Dataset records of page text
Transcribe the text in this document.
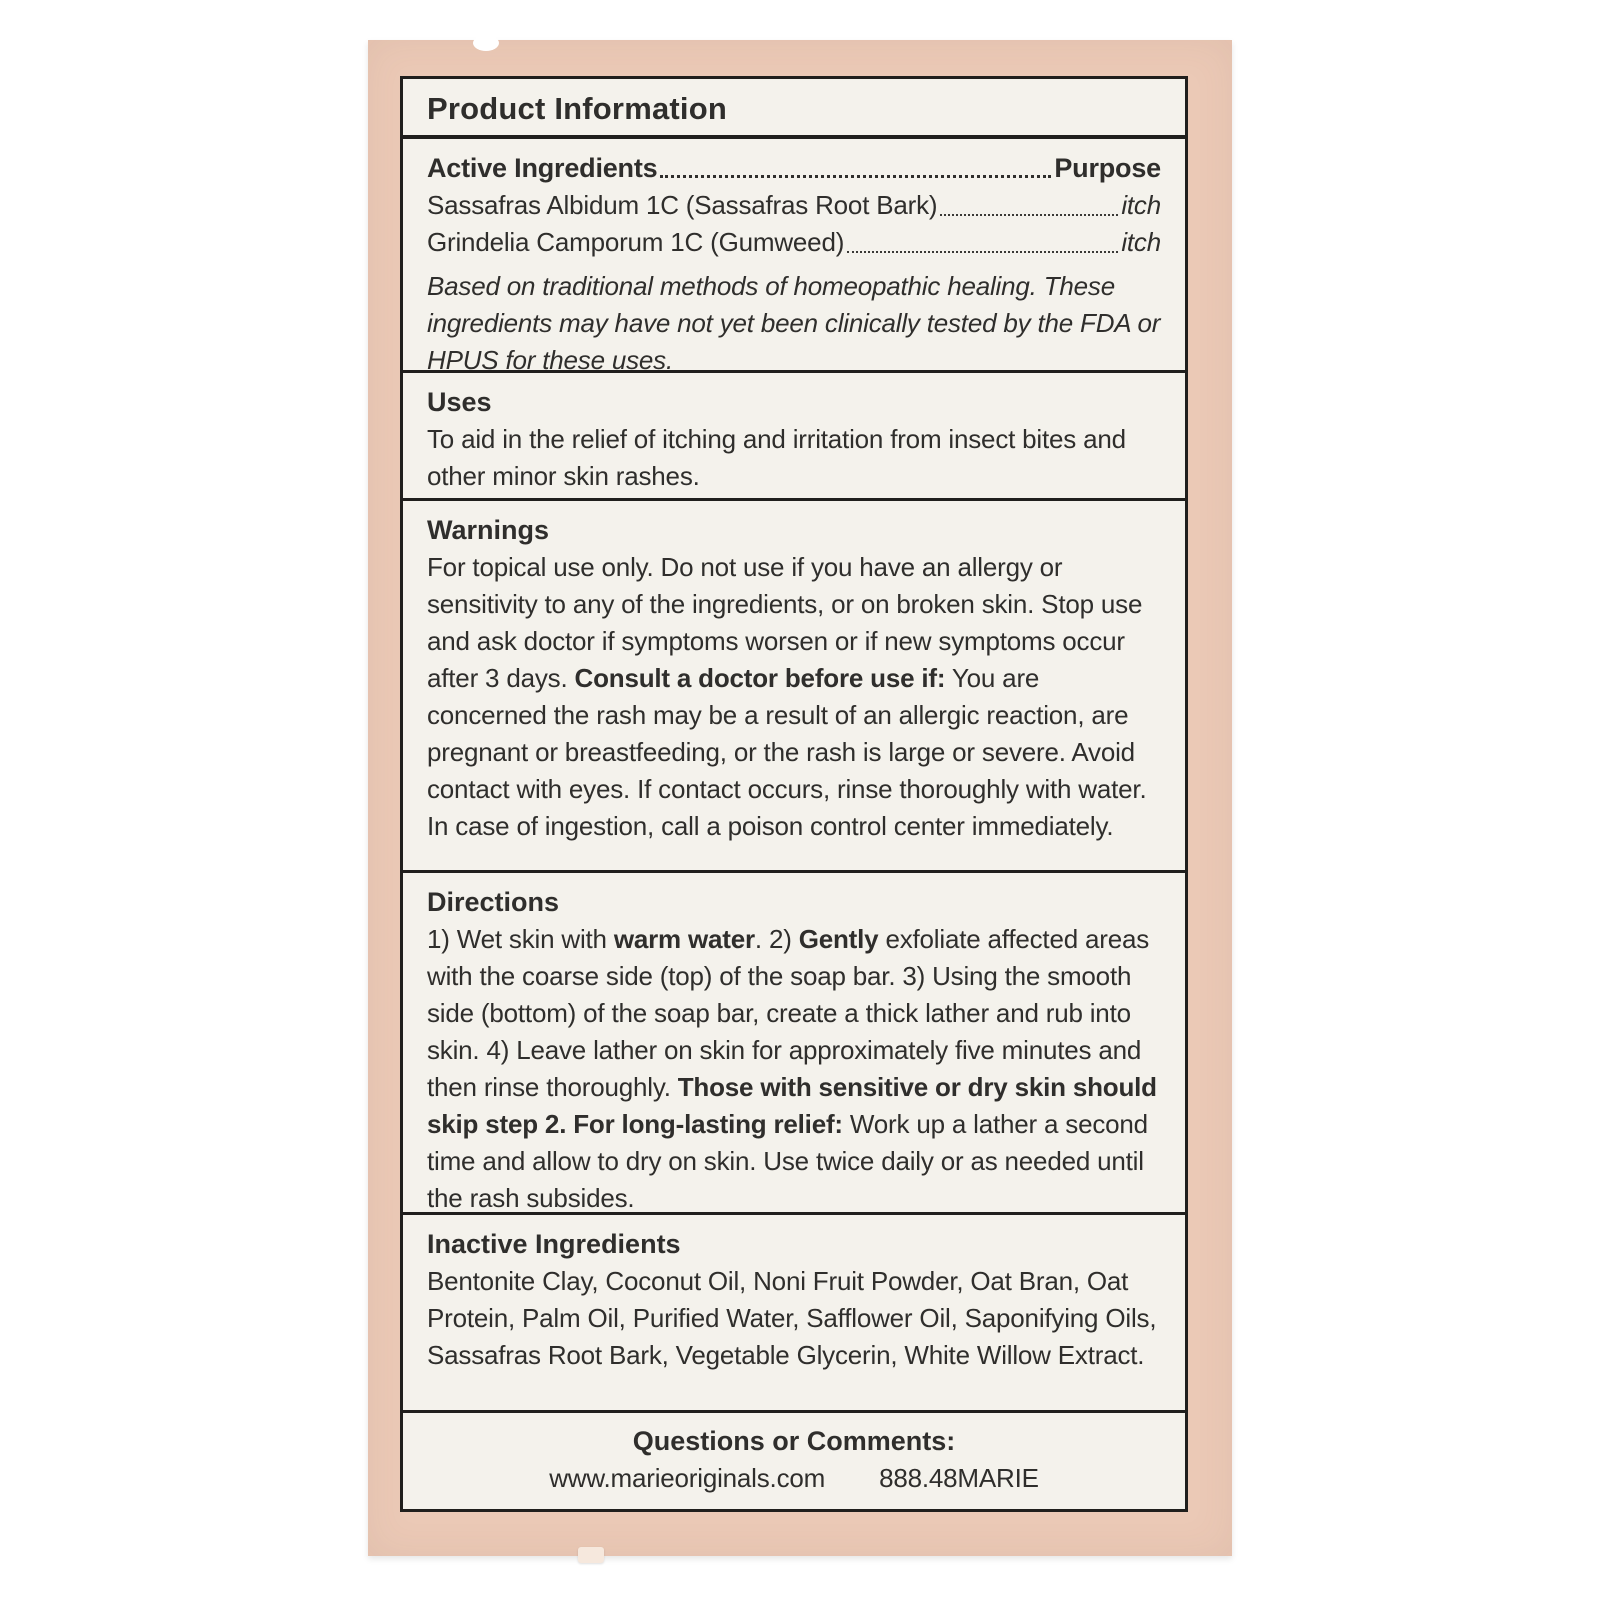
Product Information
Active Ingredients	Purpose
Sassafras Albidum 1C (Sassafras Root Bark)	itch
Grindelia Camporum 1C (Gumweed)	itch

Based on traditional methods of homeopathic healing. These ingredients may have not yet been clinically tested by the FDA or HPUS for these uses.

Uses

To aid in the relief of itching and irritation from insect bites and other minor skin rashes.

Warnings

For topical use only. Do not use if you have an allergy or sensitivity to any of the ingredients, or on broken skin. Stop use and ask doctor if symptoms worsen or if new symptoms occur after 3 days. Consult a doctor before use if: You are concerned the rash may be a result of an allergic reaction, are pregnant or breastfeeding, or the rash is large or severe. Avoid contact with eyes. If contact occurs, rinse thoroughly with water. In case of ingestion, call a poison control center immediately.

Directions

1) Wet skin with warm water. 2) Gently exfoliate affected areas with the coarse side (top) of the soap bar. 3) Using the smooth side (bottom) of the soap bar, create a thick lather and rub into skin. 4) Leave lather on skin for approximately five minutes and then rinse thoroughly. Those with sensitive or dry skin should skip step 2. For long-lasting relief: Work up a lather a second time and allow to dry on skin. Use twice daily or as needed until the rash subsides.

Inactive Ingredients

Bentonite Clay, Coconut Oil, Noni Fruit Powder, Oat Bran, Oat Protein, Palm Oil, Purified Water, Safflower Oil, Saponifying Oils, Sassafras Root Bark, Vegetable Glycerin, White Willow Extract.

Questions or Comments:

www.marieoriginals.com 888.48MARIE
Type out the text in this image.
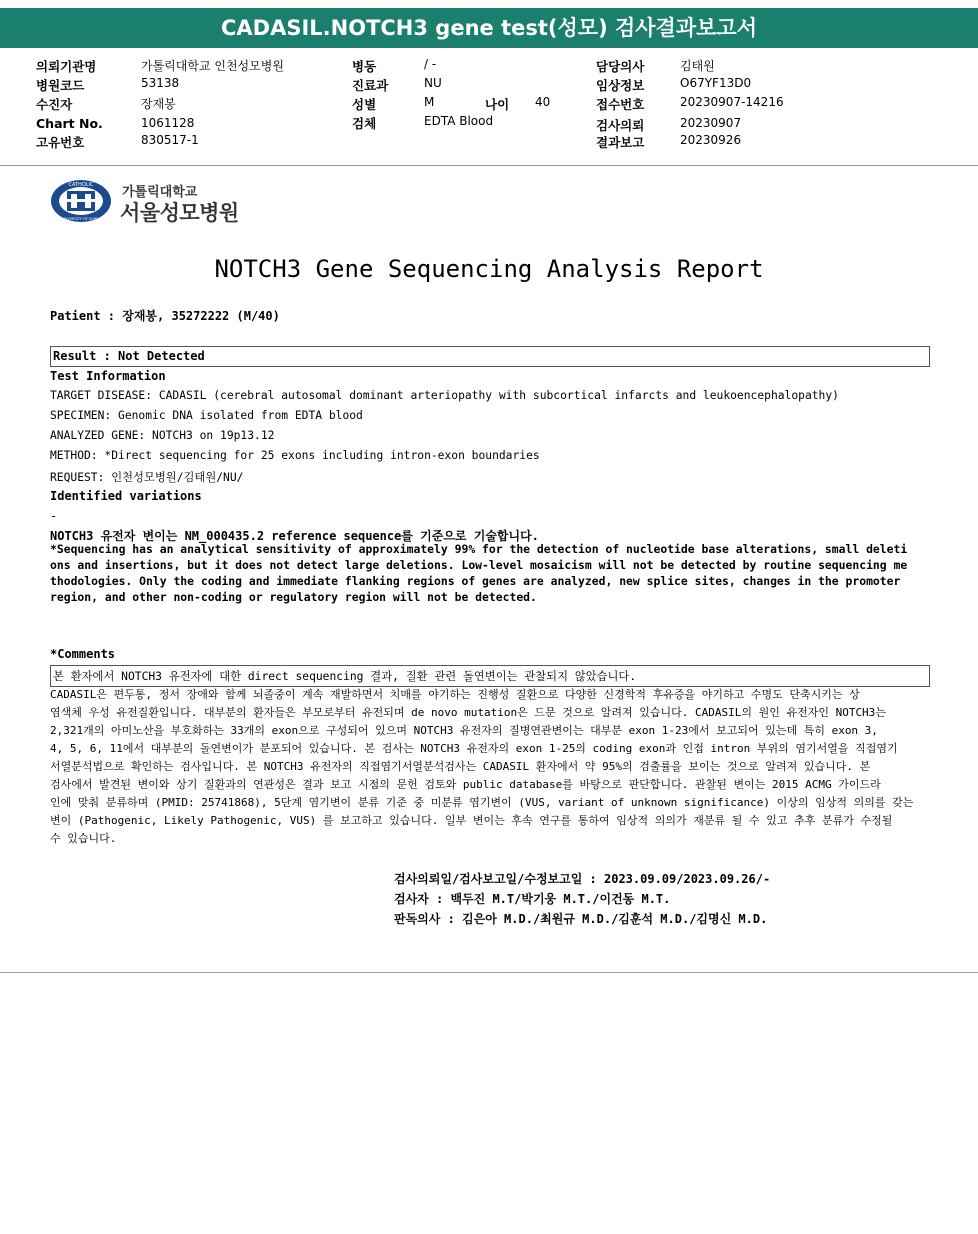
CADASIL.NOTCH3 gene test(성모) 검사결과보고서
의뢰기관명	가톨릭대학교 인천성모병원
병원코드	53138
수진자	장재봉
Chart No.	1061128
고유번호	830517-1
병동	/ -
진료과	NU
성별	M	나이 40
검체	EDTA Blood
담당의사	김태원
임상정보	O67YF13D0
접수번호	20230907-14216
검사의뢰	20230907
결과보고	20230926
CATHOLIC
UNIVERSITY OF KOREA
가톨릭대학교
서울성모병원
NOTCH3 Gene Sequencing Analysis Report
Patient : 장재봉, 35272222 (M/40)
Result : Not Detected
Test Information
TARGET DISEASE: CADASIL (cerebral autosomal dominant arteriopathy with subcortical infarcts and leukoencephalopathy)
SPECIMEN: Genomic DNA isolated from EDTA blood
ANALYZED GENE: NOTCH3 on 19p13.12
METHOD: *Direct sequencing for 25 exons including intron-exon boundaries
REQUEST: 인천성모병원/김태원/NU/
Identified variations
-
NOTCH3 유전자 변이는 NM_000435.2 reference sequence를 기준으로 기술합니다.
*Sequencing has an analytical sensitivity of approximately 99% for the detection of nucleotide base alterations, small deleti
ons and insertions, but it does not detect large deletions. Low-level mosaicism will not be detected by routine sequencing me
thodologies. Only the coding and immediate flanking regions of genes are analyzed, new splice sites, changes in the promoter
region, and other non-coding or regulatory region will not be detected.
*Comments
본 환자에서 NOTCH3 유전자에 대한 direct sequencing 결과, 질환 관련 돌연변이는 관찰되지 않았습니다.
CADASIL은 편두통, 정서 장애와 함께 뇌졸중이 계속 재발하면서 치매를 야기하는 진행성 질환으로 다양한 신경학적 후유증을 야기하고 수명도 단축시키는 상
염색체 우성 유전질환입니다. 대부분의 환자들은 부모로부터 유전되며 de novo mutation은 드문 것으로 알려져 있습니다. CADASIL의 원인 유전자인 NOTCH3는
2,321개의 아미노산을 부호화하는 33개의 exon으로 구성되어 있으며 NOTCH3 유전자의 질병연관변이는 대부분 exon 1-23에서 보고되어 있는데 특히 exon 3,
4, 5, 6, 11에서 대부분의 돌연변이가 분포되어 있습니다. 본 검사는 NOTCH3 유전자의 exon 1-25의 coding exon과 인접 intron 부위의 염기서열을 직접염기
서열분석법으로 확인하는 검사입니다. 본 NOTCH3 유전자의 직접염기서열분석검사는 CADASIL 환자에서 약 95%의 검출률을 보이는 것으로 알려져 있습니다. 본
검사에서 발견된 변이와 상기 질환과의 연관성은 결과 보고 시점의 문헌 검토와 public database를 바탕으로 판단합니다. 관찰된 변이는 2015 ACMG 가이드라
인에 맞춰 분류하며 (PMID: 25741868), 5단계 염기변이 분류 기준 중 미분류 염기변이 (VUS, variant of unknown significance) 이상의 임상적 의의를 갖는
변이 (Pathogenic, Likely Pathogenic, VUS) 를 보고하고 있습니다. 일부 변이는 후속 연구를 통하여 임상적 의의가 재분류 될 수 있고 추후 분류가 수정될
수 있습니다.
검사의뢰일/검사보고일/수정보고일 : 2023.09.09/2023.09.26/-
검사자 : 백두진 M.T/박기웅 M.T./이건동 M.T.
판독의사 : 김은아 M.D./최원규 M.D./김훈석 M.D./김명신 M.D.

**Exercise aim:**
The answer must be an exact copy of the records, with no images in it.

**Response to this task:**
Transcribe the text in this document.
Product Information
Active Ingredients	Purpose
Sassafras Albidum 1C (Sassafras Root Bark)	itch
Grindelia Camporum 1C (Gumweed)	itch

Based on traditional methods of homeopathic healing. These ingredients may have not yet been clinically tested by the FDA or HPUS for these uses.

Uses

To aid in the relief of itching and irritation from insect bites and other minor skin rashes.

Warnings

For topical use only. Do not use if you have an allergy or sensitivity to any of the ingredients, or on broken skin. Stop use and ask doctor if symptoms worsen or if new symptoms occur after 3 days. Consult a doctor before use if: You are concerned the rash may be a result of an allergic reaction, are pregnant or breastfeeding, or the rash is large or severe. Avoid contact with eyes. If contact occurs, rinse thoroughly with water. In case of ingestion, call a poison control center immediately.

Directions

1) Wet skin with warm water. 2) Gently exfoliate affected areas with the coarse side (top) of the soap bar. 3) Using the smooth side (bottom) of the soap bar, create a thick lather and rub into skin. 4) Leave lather on skin for approximately five minutes and then rinse thoroughly. Those with sensitive or dry skin should skip step 2. For long-lasting relief: Work up a lather a second time and allow to dry on skin. Use twice daily or as needed until the rash subsides.

Inactive Ingredients

Bentonite Clay, Coconut Oil, Noni Fruit Powder, Oat Bran, Oat Protein, Palm Oil, Purified Water, Safflower Oil, Saponifying Oils, Sassafras Root Bark, Vegetable Glycerin, White Willow Extract.

Questions or Comments:

www.marieoriginals.com 888.48MARIE
Type out the text in this image.
CADASIL.NOTCH3 gene test(성모) 검사결과보고서
의뢰기관명	가톨릭대학교 인천성모병원
병원코드	53138
수진자	장재봉
Chart No.	1061128
고유번호	830517-1
병동	/ -
진료과	NU
성별	M	나이 40
검체	EDTA Blood
담당의사	김태원
임상정보	O67YF13D0
접수번호	20230907-14216
검사의뢰	20230907
결과보고	20230926
CATHOLIC
UNIVERSITY OF KOREA
가톨릭대학교
서울성모병원
NOTCH3 Gene Sequencing Analysis Report
Patient : 장재봉, 35272222 (M/40)
Result : Not Detected
Test Information
TARGET DISEASE: CADASIL (cerebral autosomal dominant arteriopathy with subcortical infarcts and leukoencephalopathy)
SPECIMEN: Genomic DNA isolated from EDTA blood
ANALYZED GENE: NOTCH3 on 19p13.12
METHOD: *Direct sequencing for 25 exons including intron-exon boundaries
REQUEST: 인천성모병원/김태원/NU/
Identified variations
-
NOTCH3 유전자 변이는 NM_000435.2 reference sequence를 기준으로 기술합니다.
*Sequencing has an analytical sensitivity of approximately 99% for the detection of nucleotide base alterations, small deleti
ons and insertions, but it does not detect large deletions. Low-level mosaicism will not be detected by routine sequencing me
thodologies. Only the coding and immediate flanking regions of genes are analyzed, new splice sites, changes in the promoter
region, and other non-coding or regulatory region will not be detected.
*Comments
본 환자에서 NOTCH3 유전자에 대한 direct sequencing 결과, 질환 관련 돌연변이는 관찰되지 않았습니다.
CADASIL은 편두통, 정서 장애와 함께 뇌졸중이 계속 재발하면서 치매를 야기하는 진행성 질환으로 다양한 신경학적 후유증을 야기하고 수명도 단축시키는 상
염색체 우성 유전질환입니다. 대부분의 환자들은 부모로부터 유전되며 de novo mutation은 드문 것으로 알려져 있습니다. CADASIL의 원인 유전자인 NOTCH3는
2,321개의 아미노산을 부호화하는 33개의 exon으로 구성되어 있으며 NOTCH3 유전자의 질병연관변이는 대부분 exon 1-23에서 보고되어 있는데 특히 exon 3,
4, 5, 6, 11에서 대부분의 돌연변이가 분포되어 있습니다. 본 검사는 NOTCH3 유전자의 exon 1-25의 coding exon과 인접 intron 부위의 염기서열을 직접염기
서열분석법으로 확인하는 검사입니다. 본 NOTCH3 유전자의 직접염기서열분석검사는 CADASIL 환자에서 약 95%의 검출률을 보이는 것으로 알려져 있습니다. 본
검사에서 발견된 변이와 상기 질환과의 연관성은 결과 보고 시점의 문헌 검토와 public database를 바탕으로 판단합니다. 관찰된 변이는 2015 ACMG 가이드라
인에 맞춰 분류하며 (PMID: 25741868), 5단계 염기변이 분류 기준 중 미분류 염기변이 (VUS, variant of unknown significance) 이상의 임상적 의의를 갖는
변이 (Pathogenic, Likely Pathogenic, VUS) 를 보고하고 있습니다. 일부 변이는 후속 연구를 통하여 임상적 의의가 재분류 될 수 있고 추후 분류가 수정될
수 있습니다.
검사의뢰일/검사보고일/수정보고일 : 2023.09.09/2023.09.26/-
검사자 : 백두진 M.T/박기웅 M.T./이건동 M.T.
판독의사 : 김은아 M.D./최원규 M.D./김훈석 M.D./김명신 M.D.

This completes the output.